WHAT IS ASKED » Determine how many lines include the string "средств". Output that number only.

RECORD EXCERPTS »
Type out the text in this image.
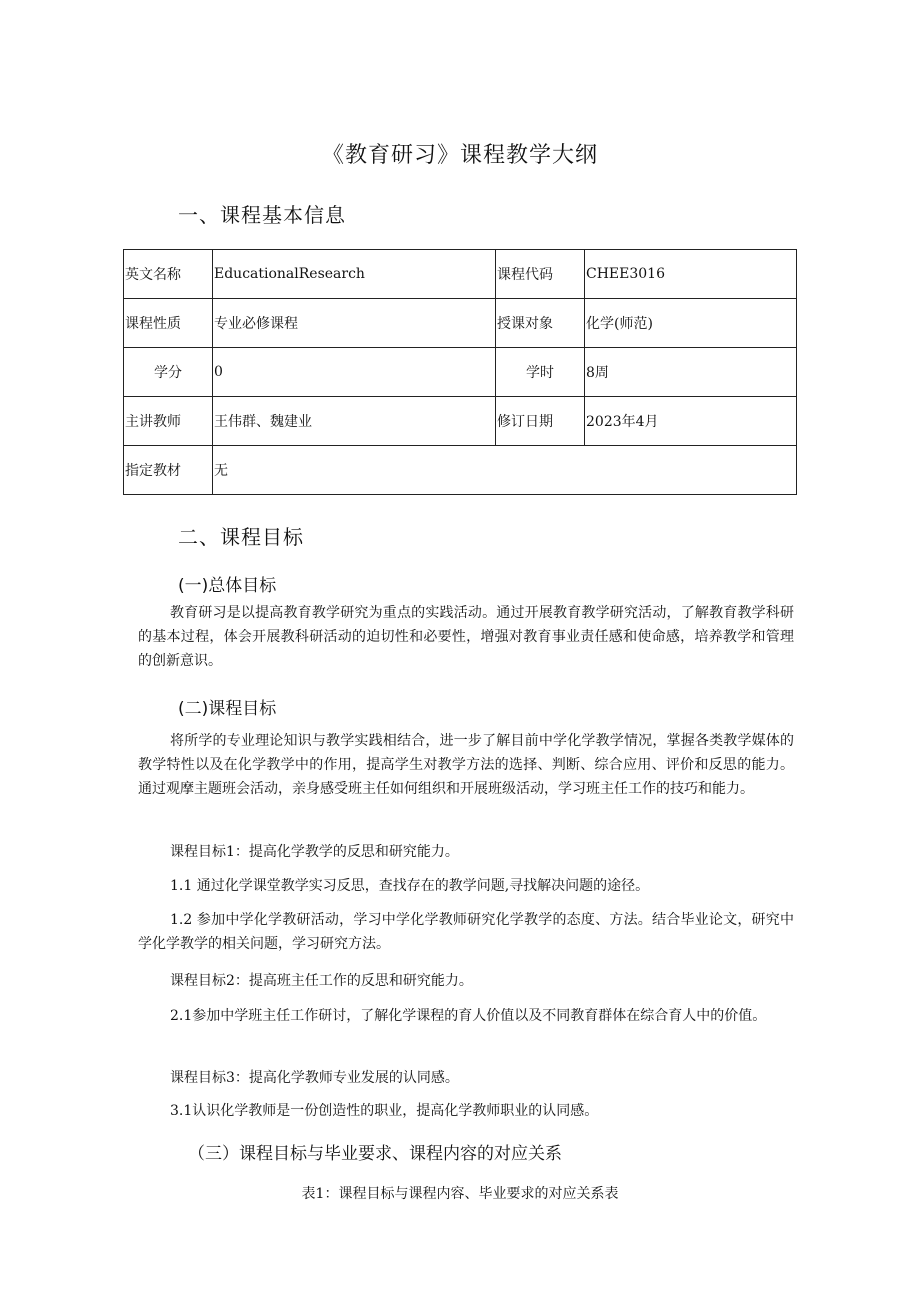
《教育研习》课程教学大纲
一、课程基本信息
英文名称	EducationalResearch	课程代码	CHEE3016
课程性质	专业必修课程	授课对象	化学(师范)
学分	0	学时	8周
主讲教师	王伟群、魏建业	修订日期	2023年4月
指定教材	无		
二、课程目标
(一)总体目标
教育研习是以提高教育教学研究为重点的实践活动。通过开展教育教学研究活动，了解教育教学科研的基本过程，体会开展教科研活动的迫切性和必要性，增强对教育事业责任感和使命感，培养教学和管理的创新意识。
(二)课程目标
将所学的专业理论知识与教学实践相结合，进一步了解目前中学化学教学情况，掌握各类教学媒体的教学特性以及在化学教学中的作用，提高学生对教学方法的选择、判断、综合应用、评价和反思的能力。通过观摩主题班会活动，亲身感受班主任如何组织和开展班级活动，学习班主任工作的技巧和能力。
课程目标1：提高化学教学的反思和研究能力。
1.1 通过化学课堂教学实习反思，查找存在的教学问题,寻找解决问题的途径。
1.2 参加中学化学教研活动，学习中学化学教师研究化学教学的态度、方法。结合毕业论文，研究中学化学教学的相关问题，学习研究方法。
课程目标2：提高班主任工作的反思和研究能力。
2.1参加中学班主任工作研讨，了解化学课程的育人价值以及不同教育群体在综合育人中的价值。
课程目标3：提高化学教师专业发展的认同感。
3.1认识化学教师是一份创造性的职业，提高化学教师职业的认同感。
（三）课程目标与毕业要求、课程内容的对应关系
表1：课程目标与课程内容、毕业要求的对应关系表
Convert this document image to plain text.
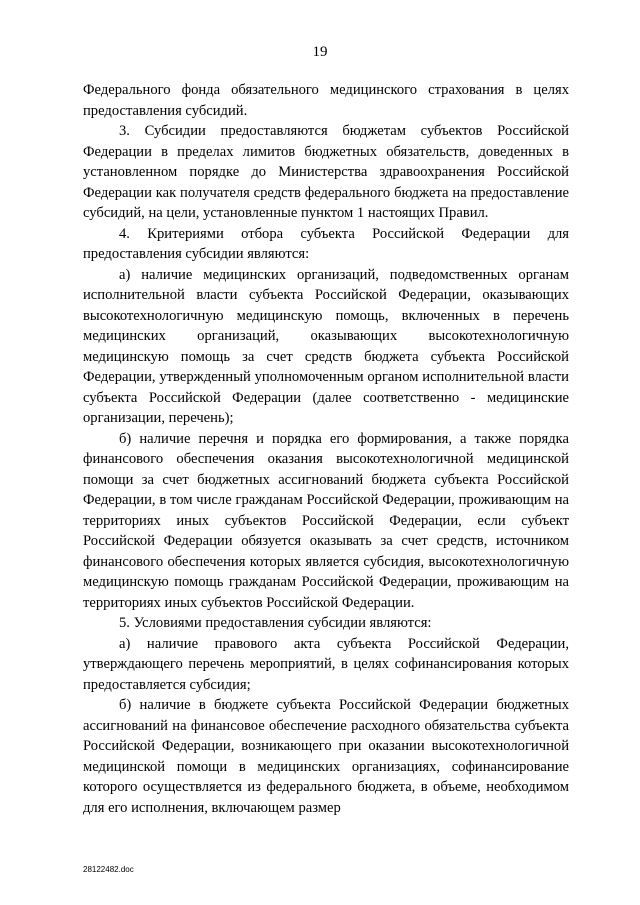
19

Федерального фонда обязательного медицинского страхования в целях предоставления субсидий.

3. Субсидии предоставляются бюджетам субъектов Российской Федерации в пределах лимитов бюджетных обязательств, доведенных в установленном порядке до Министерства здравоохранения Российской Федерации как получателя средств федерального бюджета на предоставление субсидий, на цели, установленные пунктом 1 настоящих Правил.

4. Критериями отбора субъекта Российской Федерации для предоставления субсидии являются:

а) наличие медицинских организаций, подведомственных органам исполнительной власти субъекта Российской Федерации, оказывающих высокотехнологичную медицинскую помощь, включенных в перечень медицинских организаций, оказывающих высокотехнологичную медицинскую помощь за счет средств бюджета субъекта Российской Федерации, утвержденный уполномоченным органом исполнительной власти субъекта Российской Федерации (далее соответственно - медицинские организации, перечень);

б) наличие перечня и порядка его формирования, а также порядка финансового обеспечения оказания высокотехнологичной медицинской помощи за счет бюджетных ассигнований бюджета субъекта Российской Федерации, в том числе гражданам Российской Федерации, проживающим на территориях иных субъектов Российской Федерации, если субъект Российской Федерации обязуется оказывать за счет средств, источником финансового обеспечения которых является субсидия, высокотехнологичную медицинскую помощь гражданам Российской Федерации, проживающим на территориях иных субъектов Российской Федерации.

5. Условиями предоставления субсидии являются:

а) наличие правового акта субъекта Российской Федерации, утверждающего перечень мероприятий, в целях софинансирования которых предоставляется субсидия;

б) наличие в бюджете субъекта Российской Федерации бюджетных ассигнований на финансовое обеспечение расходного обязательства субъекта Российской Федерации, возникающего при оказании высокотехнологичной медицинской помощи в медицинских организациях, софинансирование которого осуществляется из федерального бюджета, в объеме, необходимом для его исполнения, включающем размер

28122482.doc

EXERCISE SOLUTION » 3